▸ Provided information:
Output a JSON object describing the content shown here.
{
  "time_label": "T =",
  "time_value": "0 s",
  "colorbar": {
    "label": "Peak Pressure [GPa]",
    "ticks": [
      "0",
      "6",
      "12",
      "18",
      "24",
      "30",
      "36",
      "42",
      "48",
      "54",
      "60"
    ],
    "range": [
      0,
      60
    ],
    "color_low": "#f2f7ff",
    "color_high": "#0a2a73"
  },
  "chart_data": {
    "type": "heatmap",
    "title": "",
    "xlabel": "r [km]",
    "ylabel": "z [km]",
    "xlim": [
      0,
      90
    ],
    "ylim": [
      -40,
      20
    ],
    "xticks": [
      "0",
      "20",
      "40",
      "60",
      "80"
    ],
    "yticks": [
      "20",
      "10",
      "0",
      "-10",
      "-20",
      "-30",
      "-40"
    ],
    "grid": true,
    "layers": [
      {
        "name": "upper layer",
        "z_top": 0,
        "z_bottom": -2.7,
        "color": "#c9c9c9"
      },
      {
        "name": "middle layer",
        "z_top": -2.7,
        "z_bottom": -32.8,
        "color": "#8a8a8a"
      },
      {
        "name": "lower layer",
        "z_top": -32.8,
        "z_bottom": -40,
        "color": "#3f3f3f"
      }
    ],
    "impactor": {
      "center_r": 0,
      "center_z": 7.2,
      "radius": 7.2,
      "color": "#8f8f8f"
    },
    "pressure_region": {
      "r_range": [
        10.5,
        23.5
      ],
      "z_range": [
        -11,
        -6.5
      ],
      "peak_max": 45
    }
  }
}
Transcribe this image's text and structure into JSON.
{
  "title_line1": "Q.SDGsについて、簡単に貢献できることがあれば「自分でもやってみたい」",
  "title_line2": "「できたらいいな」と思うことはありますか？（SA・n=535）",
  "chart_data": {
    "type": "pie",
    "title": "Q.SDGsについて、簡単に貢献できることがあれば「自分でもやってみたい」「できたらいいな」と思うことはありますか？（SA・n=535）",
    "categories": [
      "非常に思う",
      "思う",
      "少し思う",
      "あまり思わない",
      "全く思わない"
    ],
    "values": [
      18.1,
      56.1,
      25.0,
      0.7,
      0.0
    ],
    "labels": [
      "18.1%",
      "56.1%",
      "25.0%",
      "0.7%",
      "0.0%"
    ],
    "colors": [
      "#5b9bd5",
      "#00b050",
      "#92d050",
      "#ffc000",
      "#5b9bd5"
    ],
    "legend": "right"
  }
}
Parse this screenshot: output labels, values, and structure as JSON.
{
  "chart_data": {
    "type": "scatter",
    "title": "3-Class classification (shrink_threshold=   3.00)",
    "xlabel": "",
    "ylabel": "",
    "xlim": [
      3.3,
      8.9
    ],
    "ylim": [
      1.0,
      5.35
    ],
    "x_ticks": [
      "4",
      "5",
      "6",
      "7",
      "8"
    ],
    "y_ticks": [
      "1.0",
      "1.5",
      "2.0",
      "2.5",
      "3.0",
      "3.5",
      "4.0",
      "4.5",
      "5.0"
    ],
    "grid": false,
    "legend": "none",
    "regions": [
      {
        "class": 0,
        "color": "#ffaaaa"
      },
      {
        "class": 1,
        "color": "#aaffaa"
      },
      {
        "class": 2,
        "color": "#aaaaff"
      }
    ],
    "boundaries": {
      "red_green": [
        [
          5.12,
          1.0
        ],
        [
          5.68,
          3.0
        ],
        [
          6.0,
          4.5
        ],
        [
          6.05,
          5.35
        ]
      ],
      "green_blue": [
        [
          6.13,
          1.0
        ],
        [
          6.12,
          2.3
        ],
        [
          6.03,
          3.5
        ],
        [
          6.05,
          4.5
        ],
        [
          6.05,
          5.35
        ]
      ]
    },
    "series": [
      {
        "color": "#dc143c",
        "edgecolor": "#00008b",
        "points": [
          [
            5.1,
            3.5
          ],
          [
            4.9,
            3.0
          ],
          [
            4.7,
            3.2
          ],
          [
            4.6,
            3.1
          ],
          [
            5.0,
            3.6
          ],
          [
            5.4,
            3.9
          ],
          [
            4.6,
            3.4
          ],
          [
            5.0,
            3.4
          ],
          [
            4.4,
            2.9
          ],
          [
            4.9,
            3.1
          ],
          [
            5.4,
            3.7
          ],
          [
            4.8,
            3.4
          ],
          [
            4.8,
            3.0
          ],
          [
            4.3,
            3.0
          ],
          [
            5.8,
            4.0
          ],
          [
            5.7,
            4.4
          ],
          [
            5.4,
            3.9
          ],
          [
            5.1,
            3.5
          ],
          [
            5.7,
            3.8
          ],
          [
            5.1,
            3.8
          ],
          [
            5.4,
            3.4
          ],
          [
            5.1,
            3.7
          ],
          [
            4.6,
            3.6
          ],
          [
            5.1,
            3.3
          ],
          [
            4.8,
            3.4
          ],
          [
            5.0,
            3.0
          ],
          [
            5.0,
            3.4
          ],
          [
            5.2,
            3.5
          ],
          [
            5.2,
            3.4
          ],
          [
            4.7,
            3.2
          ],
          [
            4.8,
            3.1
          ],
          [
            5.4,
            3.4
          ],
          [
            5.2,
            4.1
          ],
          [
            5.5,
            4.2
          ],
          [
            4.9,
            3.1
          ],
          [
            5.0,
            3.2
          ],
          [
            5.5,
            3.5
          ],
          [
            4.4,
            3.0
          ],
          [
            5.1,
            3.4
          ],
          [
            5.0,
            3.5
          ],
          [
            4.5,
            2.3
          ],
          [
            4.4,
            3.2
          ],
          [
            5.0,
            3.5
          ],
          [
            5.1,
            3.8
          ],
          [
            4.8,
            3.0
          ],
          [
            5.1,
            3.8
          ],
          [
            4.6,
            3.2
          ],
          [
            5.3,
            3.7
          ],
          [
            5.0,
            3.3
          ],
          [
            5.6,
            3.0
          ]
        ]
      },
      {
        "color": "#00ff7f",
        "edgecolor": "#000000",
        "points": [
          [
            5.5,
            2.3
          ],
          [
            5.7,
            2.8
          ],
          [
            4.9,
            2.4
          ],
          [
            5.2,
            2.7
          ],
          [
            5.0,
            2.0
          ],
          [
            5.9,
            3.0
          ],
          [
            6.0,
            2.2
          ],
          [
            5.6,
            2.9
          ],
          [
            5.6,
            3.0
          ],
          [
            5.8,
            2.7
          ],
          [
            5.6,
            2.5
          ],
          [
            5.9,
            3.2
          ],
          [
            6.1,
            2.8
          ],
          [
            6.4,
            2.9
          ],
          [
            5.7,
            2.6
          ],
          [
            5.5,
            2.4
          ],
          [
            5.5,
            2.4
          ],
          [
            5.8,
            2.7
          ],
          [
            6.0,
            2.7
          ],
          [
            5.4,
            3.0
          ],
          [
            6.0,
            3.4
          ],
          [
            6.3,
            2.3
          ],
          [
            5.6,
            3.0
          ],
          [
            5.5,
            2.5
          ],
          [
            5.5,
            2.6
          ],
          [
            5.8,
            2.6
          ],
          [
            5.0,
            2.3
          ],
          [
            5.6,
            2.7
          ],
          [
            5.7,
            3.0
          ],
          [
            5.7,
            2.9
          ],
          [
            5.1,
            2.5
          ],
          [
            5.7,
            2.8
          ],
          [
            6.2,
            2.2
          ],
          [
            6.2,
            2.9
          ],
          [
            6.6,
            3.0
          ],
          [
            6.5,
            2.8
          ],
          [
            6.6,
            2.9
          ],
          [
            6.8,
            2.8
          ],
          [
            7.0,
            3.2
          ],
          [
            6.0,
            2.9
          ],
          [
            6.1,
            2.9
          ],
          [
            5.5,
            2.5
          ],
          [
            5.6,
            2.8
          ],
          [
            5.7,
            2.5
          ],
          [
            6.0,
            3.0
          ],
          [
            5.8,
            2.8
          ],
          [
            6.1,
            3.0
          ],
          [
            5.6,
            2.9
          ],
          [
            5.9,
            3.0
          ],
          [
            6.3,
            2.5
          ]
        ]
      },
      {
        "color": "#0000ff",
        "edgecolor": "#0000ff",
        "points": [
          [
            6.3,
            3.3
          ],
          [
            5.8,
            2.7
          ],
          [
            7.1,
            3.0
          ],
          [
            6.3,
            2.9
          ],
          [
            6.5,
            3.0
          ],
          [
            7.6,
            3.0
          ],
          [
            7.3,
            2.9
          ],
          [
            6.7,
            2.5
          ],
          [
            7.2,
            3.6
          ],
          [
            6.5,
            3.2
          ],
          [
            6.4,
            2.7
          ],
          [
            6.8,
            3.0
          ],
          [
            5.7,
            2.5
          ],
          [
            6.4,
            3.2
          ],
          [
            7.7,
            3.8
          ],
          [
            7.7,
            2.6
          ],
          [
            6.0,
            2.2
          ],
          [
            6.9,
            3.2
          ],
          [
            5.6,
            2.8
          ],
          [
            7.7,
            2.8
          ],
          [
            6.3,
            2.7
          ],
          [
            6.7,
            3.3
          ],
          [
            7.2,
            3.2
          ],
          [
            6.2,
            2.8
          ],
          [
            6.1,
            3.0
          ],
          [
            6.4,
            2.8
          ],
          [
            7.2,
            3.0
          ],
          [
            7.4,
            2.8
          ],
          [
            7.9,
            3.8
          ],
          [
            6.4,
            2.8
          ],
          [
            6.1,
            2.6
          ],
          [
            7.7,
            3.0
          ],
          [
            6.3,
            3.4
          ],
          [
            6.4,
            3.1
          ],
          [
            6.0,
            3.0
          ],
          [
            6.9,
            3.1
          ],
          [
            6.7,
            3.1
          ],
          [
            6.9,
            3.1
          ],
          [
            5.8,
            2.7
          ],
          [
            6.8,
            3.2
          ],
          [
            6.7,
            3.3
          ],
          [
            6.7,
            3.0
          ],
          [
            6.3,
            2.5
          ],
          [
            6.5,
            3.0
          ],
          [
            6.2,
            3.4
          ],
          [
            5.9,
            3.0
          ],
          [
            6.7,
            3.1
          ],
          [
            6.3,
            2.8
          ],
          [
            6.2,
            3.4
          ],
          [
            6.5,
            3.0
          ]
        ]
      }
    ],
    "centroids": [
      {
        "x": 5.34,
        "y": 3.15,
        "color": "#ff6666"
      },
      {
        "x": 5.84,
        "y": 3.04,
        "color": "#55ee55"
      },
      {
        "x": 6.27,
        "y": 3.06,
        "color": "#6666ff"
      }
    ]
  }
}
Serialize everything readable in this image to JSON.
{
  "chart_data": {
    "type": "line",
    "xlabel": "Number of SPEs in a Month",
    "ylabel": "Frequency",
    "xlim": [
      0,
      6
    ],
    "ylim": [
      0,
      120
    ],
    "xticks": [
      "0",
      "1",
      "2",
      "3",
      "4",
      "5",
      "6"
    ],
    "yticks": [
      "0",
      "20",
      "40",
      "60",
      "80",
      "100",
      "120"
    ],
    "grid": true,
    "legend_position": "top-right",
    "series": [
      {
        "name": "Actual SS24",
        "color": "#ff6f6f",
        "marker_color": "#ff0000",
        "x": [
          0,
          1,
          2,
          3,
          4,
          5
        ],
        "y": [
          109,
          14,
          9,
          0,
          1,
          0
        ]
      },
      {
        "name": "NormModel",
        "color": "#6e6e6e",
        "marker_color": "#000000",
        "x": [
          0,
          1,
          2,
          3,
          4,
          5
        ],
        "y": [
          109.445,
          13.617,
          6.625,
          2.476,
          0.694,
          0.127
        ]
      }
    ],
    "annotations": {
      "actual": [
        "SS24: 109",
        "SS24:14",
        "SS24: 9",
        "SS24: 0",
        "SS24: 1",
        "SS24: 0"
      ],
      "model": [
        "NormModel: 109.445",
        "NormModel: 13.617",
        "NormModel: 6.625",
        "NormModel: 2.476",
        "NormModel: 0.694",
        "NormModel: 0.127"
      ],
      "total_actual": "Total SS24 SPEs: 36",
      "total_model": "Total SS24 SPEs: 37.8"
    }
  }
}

▸ Task to complete:
Pick out every line of the listing containing the word "自分でもやってみたい", and show those lines.

▸ Output of the exercise:
  "title_line1": "Q.SDGsについて、簡単に貢献できることがあれば「自分でもやってみたい」",
    "title": "Q.SDGsについて、簡単に貢献できることがあれば「自分でもやってみたい」「できたらいいな」と思うことはありますか？（SA・n=535）",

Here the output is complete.